● AUFGABE A: Gib in der Auflistung alles vom Anfang bis einschließlich der Zeile mit „List each element“ unverändert wieder. Die Bilder lässt du in deiner Antwort weg.

● SEITE:
------------------------

Le Tartuffe ou l'Imposteur



Da es die Aufgabe der Komödie ist, die Menschen zu bessern, indem sie dieselben belustigt, so habe ich geglaubt, in meiner Lebensstellung nichts Besseres tun zu können, als die Laster und Torheiten meines Jahrhunderts durch komische Spiegelbilder desselben anzugreifen. (Molière)

Im Gegensatz zu dem schon sprichwörtlichen eingebildeten Kranken, der hierzulande mindestens ein Begriff ist, wenn nicht sogleich an Molière denken läßt, bedarf die Komödie um den religiösen Heuchler Tartuffe in heutiger Zeit schon weiterer Erklärung.

Religiöser Eifer oder auch nur ein als ungewöhnlich intensiv empfundenes Engagement in dieser Richtung stößt heute in weiten Bereichen der westlichen Gesellschaft eher auf Mißtrauen als auf Bewunderung. Tartuffe war zwar seinerzeit das umstrittenste Stück Molières, jedoch nicht das einzige, daß aufgrund seiner gesellschafts- und religionskritischen Züge Anstoß erregte. In seinen hauptsächlichen Werken, zu denen man auch den in Versform verfaßten Fünfakter Tartuffe zählt, mischt Molière Situationskomik, Satire und Wortwitz mit belehrenden Aspekten und folgt damit nur zum Teil der zeitgenössischen Strömung seit Richelieus Theaterreform von 1630, die dem Theater eine moralisch-sittliche und gesellschaftliche Bildungsaufgabe zumißt. Er verbindet diese jedoch mit älteren komödiantischen Traditionen und spart hier, vermittelt über Witz und dramatische Elemente, nicht mit Kritik, die durchaus dem damaligen gesellschaftlichen Bildungsauftrag, wie man es heute nennen würde, widersprach.

------------------------

● AUFGABE B: Übertrage aus dem Text über Molières Tartuffe wortgetreu alles von „Da es die Aufgabe“ bis einschließlich „desselben anzugreifen. (Molière)“.

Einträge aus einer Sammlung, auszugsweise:
------------------------

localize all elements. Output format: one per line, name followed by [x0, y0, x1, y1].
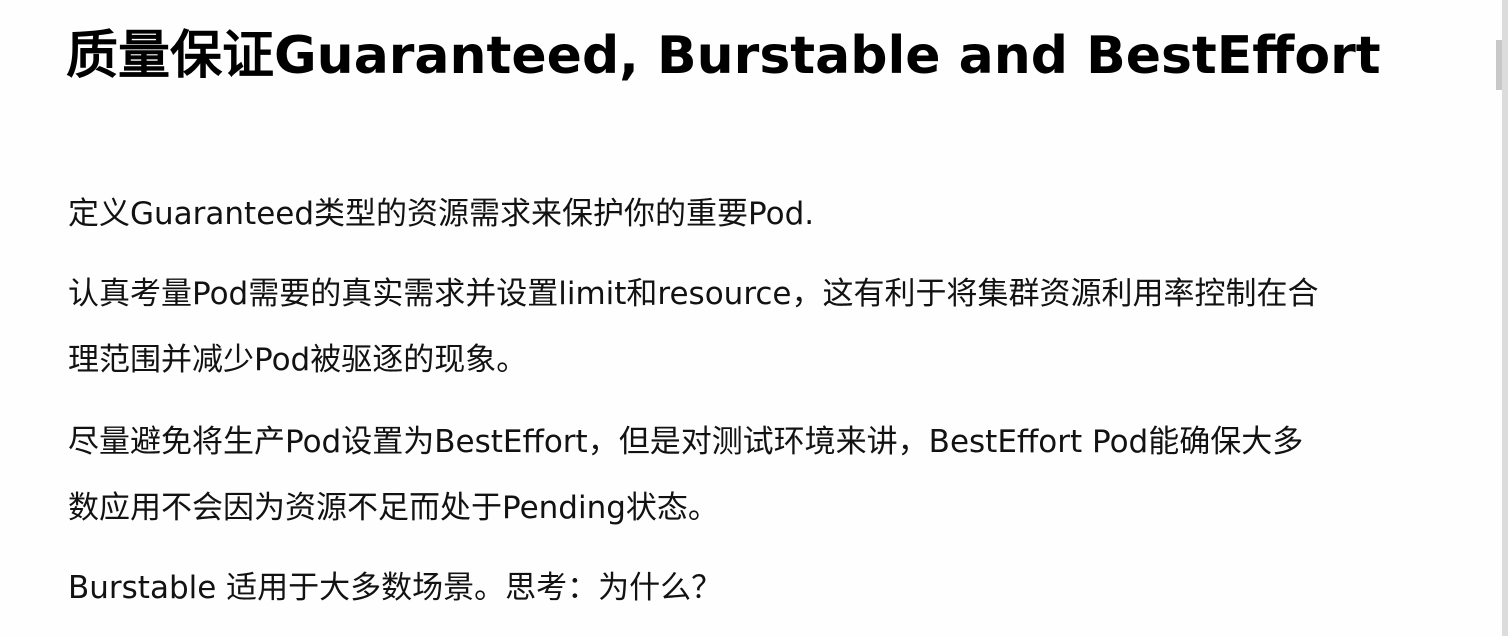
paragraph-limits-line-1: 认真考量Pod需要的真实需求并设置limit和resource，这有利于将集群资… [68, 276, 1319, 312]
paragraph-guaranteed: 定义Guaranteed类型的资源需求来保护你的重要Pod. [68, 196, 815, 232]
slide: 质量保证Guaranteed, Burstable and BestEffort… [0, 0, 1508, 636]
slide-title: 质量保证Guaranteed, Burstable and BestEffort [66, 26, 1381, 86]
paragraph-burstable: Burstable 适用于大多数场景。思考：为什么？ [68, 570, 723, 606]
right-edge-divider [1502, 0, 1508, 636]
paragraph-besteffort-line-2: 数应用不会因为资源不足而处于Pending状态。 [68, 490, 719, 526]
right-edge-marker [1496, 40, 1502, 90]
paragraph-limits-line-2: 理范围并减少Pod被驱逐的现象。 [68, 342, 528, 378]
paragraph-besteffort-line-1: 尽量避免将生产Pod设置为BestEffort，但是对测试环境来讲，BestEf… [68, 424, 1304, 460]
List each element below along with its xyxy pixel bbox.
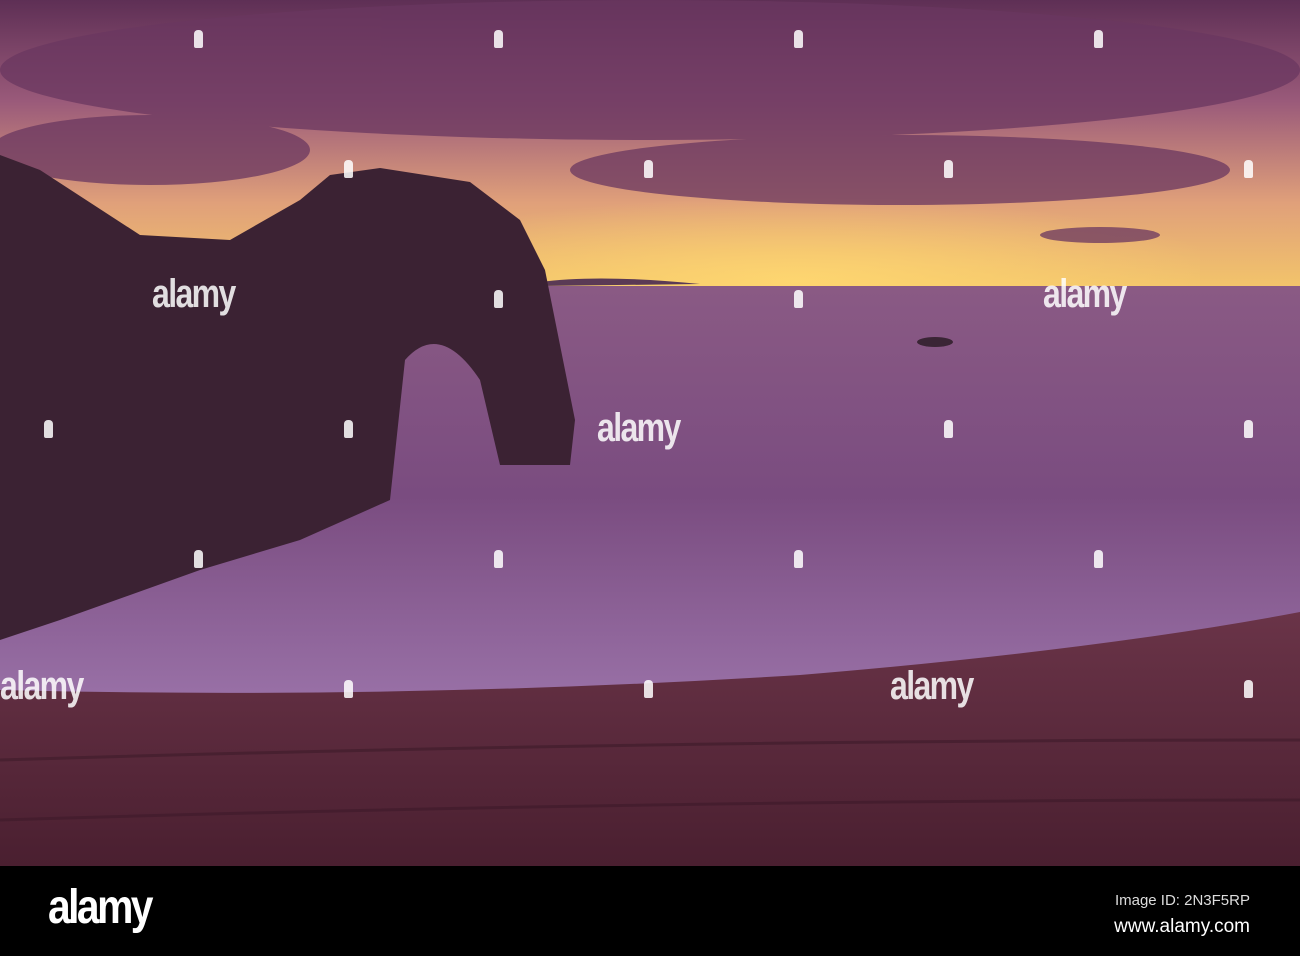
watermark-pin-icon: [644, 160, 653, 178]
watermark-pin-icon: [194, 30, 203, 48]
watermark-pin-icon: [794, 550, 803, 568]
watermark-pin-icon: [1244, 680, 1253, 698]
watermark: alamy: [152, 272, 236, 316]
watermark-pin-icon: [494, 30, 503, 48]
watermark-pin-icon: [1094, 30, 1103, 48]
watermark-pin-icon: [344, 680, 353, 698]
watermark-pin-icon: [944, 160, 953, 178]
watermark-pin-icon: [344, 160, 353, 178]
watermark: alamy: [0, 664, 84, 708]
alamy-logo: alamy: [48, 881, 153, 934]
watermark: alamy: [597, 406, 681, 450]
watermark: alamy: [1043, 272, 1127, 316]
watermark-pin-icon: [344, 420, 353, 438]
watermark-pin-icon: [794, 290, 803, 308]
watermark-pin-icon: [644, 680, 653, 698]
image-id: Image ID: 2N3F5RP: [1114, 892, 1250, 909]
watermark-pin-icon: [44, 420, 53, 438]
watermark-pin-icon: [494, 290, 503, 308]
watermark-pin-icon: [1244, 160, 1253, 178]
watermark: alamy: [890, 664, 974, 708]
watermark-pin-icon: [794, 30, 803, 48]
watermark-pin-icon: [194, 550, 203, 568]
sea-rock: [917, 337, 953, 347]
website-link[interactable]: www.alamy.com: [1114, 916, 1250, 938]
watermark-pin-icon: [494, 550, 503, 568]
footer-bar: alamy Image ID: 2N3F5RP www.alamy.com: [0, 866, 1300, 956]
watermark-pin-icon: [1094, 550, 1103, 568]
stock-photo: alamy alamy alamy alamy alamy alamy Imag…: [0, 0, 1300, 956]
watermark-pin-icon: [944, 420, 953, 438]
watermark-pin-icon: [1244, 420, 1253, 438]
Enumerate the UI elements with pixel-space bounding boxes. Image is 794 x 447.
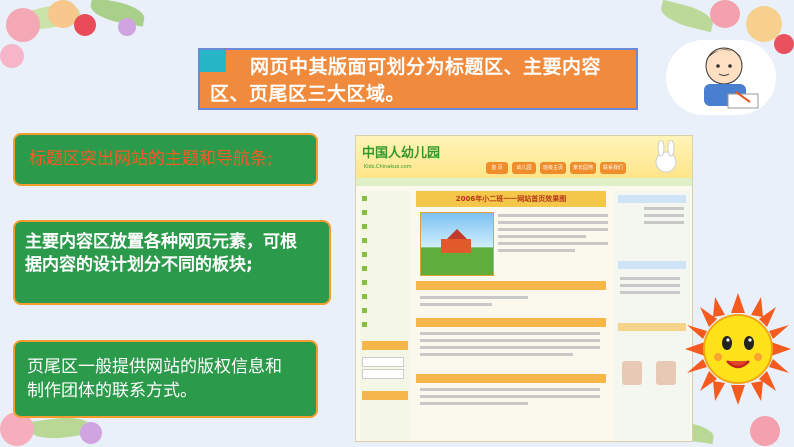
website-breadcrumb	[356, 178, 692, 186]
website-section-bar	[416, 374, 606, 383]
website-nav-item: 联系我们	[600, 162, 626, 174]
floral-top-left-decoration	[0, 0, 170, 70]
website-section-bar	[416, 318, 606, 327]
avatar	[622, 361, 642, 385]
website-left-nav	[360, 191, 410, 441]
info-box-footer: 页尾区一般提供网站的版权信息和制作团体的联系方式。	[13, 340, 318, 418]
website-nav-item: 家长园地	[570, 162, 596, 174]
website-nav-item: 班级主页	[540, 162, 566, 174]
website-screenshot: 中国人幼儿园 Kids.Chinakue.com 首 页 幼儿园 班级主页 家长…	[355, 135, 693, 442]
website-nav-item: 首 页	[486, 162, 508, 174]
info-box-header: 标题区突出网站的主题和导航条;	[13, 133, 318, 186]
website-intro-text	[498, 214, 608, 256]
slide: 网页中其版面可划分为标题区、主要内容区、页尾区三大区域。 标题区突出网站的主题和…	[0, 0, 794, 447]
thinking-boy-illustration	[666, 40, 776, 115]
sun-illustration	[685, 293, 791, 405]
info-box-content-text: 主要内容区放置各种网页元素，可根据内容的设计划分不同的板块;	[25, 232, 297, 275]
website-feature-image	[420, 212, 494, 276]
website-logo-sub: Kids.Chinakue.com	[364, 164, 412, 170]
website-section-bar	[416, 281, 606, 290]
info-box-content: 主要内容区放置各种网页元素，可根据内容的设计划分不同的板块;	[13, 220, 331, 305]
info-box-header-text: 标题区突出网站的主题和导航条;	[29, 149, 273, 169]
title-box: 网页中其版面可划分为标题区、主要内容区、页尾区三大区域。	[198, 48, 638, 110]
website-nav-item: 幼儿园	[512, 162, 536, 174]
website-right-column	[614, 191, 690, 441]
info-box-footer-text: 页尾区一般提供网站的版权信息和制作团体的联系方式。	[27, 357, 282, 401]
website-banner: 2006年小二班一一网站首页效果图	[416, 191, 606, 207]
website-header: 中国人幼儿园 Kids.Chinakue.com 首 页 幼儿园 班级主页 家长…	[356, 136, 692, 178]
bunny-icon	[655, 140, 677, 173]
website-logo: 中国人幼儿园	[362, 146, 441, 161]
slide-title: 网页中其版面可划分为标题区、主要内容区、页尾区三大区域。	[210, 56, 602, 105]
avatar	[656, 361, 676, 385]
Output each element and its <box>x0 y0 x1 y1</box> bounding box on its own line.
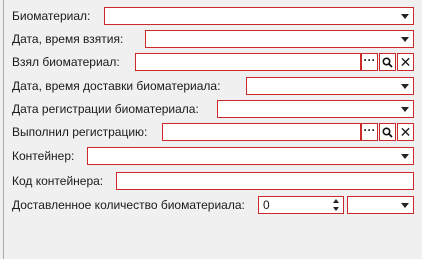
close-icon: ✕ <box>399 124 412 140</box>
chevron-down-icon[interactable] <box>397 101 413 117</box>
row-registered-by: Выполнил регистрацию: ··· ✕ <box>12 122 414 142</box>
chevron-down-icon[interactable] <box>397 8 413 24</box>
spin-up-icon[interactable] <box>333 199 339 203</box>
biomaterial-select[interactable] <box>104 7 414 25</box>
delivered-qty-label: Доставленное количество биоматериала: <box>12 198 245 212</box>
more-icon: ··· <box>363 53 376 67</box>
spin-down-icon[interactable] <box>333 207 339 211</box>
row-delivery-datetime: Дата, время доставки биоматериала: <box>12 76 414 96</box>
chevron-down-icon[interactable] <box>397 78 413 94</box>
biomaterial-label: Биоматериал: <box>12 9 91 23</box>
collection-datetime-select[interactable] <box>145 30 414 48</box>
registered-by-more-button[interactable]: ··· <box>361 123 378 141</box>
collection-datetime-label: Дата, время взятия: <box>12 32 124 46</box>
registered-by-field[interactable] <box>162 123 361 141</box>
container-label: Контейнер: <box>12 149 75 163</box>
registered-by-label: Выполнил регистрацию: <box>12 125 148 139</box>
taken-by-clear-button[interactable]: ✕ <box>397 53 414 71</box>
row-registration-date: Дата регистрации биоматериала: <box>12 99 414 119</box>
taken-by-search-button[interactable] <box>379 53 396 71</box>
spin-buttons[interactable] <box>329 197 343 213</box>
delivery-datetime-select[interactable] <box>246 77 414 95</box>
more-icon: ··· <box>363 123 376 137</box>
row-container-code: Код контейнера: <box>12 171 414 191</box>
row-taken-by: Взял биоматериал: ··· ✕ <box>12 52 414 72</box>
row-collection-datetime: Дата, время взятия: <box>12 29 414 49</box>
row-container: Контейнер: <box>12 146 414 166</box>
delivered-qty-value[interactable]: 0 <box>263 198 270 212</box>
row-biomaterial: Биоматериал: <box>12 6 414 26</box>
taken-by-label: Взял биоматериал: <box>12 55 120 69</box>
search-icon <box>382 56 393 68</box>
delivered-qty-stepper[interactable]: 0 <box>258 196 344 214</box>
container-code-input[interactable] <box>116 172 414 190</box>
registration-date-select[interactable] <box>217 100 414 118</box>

------------------------

● LÖSUNG A:
localize all elements. Output format: one per line, name followed by [x0, y0, x1, y1].
paragraph-limits-line-1: 认真考量Pod需要的真实需求并设置limit和resource，这有利于将集群资… [68, 276, 1319, 312]
paragraph-guaranteed: 定义Guaranteed类型的资源需求来保护你的重要Pod. [68, 196, 815, 232]
slide: 质量保证Guaranteed, Burstable and BestEffort… [0, 0, 1508, 636]
slide-title: 质量保证Guaranteed, Burstable and BestEffort [66, 26, 1381, 86]
paragraph-burstable: Burstable 适用于大多数场景。思考：为什么？ [68, 570, 723, 606]
right-edge-divider [1502, 0, 1508, 636]
paragraph-besteffort-line-2: 数应用不会因为资源不足而处于Pending状态。 [68, 490, 719, 526]
right-edge-marker [1496, 40, 1502, 90]
paragraph-limits-line-2: 理范围并减少Pod被驱逐的现象。 [68, 342, 528, 378]
paragraph-besteffort-line-1: 尽量避免将生产Pod设置为BestEffort，但是对测试环境来讲，BestEf… [68, 424, 1304, 460]
List each element below along with its xyxy pixel bbox.

● LÖSUNG B:
Da es die Aufgabe der Komödie ist, die Menschen zu bessern, indem sie dieselben belustigt, so habe ich geglaubt, in meiner Lebensstellung nichts Besseres tun zu können, als die Laster und Torheiten meines Jahrhunderts durch komische Spiegelbilder desselben anzugreifen. (Molière)